++++ PASSAGE PROVIDED
Egoism, is opposed to ‘egotism,’ the latter a mere boastfulness or selfishness,
a refusal to acknowledge anything outside of the self.
Freedom exists not in egotism; that
is a kind of trap, I suppose, because here behavior is shut off and determined.
Freedom exists in egoism, a belief that the world is my creation to do with as
I wish; a belief that what is good for me is morally correct. The world remains
open to my imagination. Sylphid’s egoism attracts Zuckerman because he has for
his life been trapped in a morality organized by others, primarily his parents,
their culture, and their dreams for him. And Sylphid’s egoism is placed in
contrast to that of the ideal communist, Ira, who rails against the oppressor,
advocates for social and political change, and spends his life, until he is
blacklisted at the Red hearings, impersonating to the point of becoming Abraham
Lincoln, the great Emancipator. For Ira, morality entails care for the worker,
the poor and needy, or, in good Jewish terms, care for the widow, the orphan
and the stranger in our midst. But Ira lives in the magnificent domicile of Eve
Frame on 11th Street, and one gets the sense that his vocal advocacy
derives in some part from his sense of privilege. Johnny O’Day would never
approve.
You see, once engaged in the world
we are beset by contradictions. Ira’s shack, to which he retreats when he feels
too battered, like Zuckerman’s shack to which in his sixties he has now
retreated, is “the place where you are stripped back to essentials, to which
you return,—even if it
happens not be where you came from—to
decontaminate and absolve yourself of the striving. The place where you
disrobe, molt it all, the uniforms you’ve worn and the costumes you’ve gotten
into, where you shed your batteredness and your resentment, your appeasement of
the world and your defiance of the world, your manipulation of the world and
its manhandling of you. . .” I think this
hut is my Walden, and it is also the theme of the first movement of the
Symphony. This hut is where Ira retreats from Eve, from Sylphid . . . from the
world.
The subtlety of Roth’s thinking
attracts me, draws me into the book and I can reside there; the world is there
but I am not in the world. The psychology is so interesting that I do not want
to depart from the pages, and I have little trouble in my sleeplessness
returning to Zuckerman’s narration.
11 January 2012
If I knew then . . .
My father would often say, “If I knew then what I know now,
I’d be a rich man today!” Then he would shake his head with sorrow, and stare
off right through me and toward some distant past. What I think he might have meant
was that if only he knew the end at the beginning, then the end at which he had
arrived would have been different. For him life was all ends and not means, and
the home from which he left every day was always a disappointment when he
returned to it. He never knew or had enough, and he was always unhappy.
++++++++
++++ EXTRACTED INFORMATION
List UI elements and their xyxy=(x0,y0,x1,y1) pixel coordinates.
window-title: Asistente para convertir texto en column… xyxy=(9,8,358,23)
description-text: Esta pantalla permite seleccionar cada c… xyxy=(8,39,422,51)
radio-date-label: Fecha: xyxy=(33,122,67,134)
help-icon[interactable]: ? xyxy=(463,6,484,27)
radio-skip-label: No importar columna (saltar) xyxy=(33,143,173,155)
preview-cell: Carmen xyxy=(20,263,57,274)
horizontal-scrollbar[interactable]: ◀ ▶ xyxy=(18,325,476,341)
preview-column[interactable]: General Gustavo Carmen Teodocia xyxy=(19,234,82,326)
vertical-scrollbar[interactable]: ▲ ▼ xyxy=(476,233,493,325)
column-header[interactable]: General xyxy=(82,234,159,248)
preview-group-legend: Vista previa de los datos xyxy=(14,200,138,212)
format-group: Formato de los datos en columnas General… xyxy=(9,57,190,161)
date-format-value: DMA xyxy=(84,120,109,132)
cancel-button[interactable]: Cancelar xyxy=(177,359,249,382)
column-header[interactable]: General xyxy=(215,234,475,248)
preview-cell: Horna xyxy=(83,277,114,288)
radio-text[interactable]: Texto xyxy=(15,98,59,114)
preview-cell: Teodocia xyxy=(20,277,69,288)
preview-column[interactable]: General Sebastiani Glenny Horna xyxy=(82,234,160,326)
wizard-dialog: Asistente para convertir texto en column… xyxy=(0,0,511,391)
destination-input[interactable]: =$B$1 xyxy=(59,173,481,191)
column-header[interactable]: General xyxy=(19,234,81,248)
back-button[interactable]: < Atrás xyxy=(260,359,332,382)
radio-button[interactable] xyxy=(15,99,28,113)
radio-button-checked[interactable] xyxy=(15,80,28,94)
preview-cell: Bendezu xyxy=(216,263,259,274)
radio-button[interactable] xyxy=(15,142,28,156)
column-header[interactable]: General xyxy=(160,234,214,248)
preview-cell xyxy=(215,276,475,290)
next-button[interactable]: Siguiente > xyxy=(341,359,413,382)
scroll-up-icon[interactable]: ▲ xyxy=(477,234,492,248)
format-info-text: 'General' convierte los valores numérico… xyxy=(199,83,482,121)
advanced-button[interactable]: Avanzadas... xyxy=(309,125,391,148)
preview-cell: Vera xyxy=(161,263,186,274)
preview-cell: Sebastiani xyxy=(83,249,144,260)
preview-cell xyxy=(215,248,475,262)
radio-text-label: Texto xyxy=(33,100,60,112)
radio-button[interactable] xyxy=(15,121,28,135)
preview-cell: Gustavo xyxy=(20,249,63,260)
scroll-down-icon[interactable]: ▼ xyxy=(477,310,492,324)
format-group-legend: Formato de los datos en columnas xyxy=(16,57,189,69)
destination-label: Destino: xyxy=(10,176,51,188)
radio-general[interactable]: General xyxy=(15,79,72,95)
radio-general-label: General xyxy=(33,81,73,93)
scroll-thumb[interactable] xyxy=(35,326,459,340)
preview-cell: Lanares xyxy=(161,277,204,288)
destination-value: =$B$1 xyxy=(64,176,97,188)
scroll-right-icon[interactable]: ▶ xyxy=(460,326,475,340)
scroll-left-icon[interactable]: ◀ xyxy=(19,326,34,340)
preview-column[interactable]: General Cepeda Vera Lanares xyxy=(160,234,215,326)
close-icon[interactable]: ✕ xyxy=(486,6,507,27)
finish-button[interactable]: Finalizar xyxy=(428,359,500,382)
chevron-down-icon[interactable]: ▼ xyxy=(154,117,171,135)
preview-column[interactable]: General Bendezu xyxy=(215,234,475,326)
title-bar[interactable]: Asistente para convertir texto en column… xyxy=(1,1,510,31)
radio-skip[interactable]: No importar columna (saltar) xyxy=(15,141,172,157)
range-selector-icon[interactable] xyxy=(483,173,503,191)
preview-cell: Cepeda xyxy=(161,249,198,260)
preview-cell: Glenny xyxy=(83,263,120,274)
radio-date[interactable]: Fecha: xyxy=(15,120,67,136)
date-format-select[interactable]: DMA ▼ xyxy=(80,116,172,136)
++++++++
■ TASKS FOR THIS EXERCISE ■
1: Translate into Spanish the following sentence from the passage provided: "For him life was all ends and not means, and the home from which he left every day was always a disappointment when he returned to it."
2: Name every person the passage provided mentions by name, in order of first appearance.

■ RESULTS IN ORDER ■
1: Para él, la vida era toda fines y no medios, y el hogar del que salía cada día siempre era una decepción cuando regresaba a él.

2:
Sylphid
Zuckerman
Ira
Abraham Lincoln
Eve Frame
Johnny O'Day
Roth